* Job: Scan the material and copy every line in which "rules" appears.

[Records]
%%

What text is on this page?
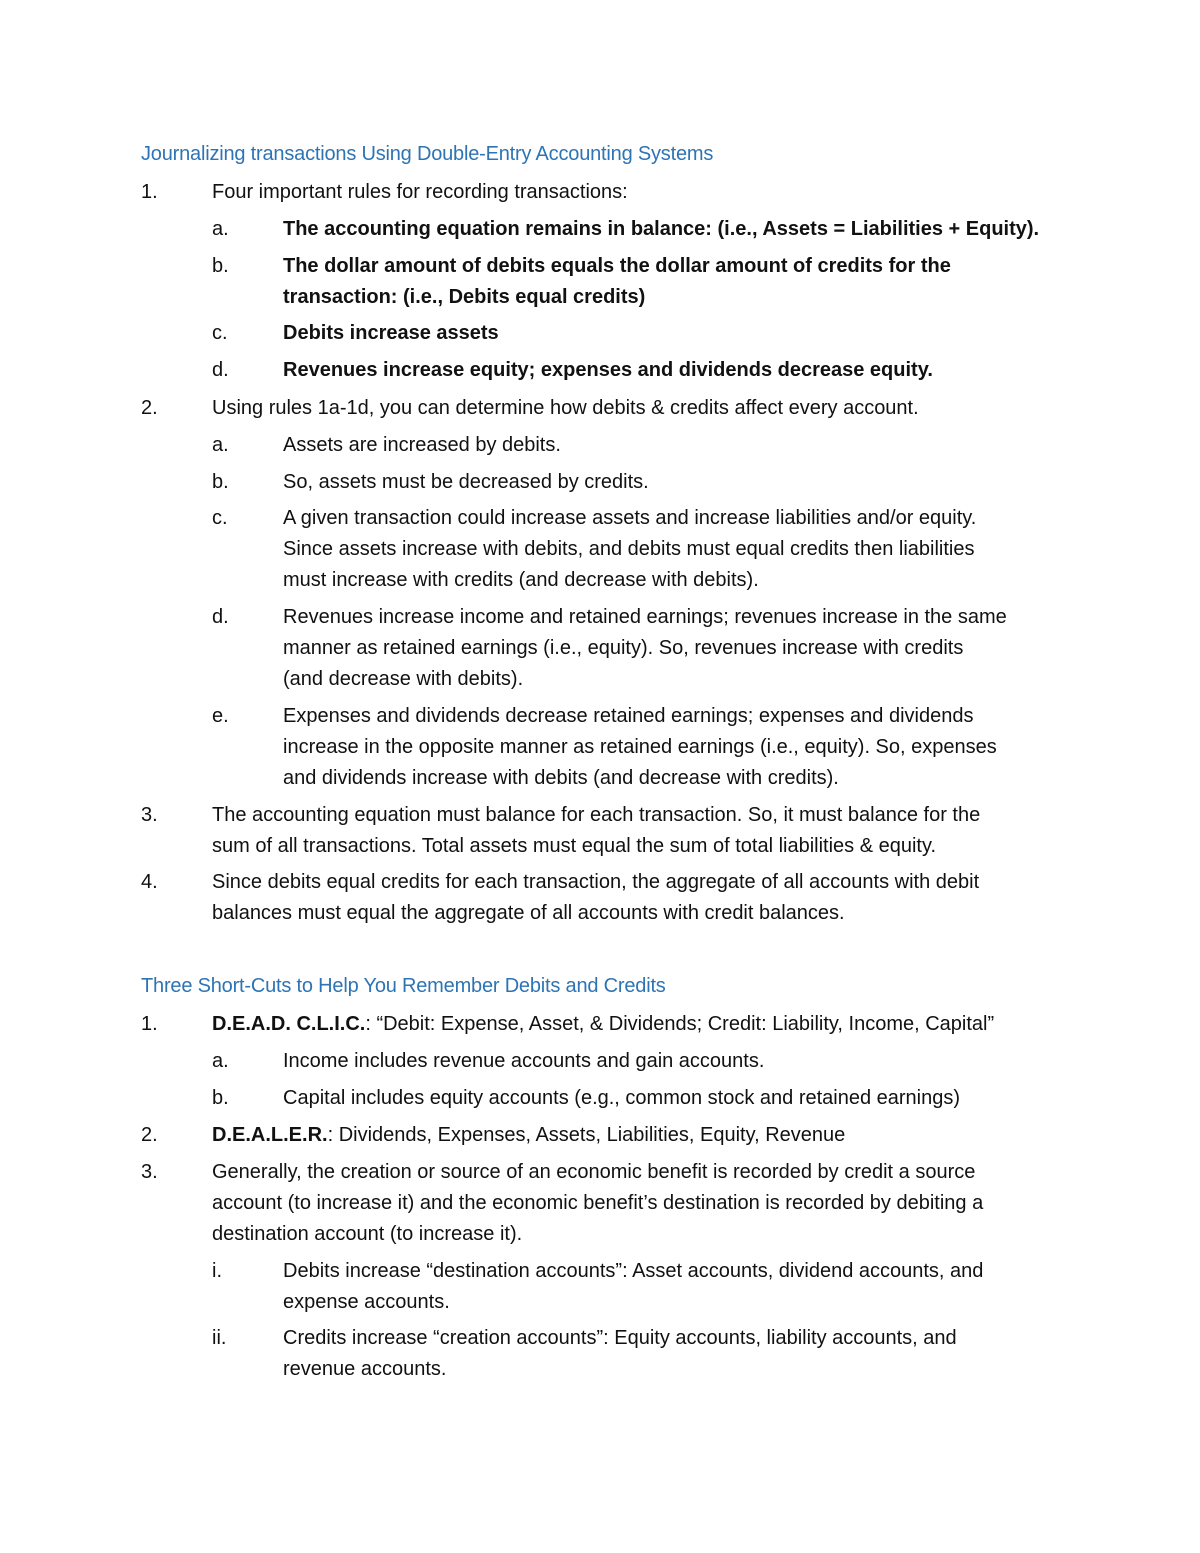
Journalizing transactions Using Double-Entry Accounting Systems
1.	Four important rules for recording transactions:
a.	The accounting equation remains in balance: (i.e., Assets = Liabilities + Equity).
b.	The dollar amount of debits equals the dollar amount of credits for the
transaction: (i.e., Debits equal credits)
c.	Debits increase assets
d.	Revenues increase equity; expenses and dividends decrease equity.
2.	Using rules 1a-1d, you can determine how debits & credits affect every account.
a.	Assets are increased by debits.
b.	So, assets must be decreased by credits.
c.	A given transaction could increase assets and increase liabilities and/or equity.
Since assets increase with debits, and debits must equal credits then liabilities
must increase with credits (and decrease with debits).
d.	Revenues increase income and retained earnings; revenues increase in the same
manner as retained earnings (i.e., equity). So, revenues increase with credits
(and decrease with debits).
e.	Expenses and dividends decrease retained earnings; expenses and dividends
increase in the opposite manner as retained earnings (i.e., equity). So, expenses
and dividends increase with debits (and decrease with credits).
3.	The accounting equation must balance for each transaction. So, it must balance for the
sum of all transactions. Total assets must equal the sum of total liabilities & equity.
4.	Since debits equal credits for each transaction, the aggregate of all accounts with debit
balances must equal the aggregate of all accounts with credit balances.
Three Short-Cuts to Help You Remember Debits and Credits
1.	D.E.A.D. C.L.I.C.: “Debit: Expense, Asset, & Dividends; Credit: Liability, Income, Capital”
a.	Income includes revenue accounts and gain accounts.
b.	Capital includes equity accounts (e.g., common stock and retained earnings)
2.	D.E.A.L.E.R.: Dividends, Expenses, Assets, Liabilities, Equity, Revenue
3.	Generally, the creation or source of an economic benefit is recorded by credit a source
account (to increase it) and the economic benefit’s destination is recorded by debiting a
destination account (to increase it).
i.	Debits increase “destination accounts”: Asset accounts, dividend accounts, and
expense accounts.
ii.	Credits increase “creation accounts”: Equity accounts, liability accounts, and
revenue accounts.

%%

* Solution to the problem:
1.	Four important rules for recording transactions:
2.	Using rules 1a-1d, you can determine how debits & credits affect every account.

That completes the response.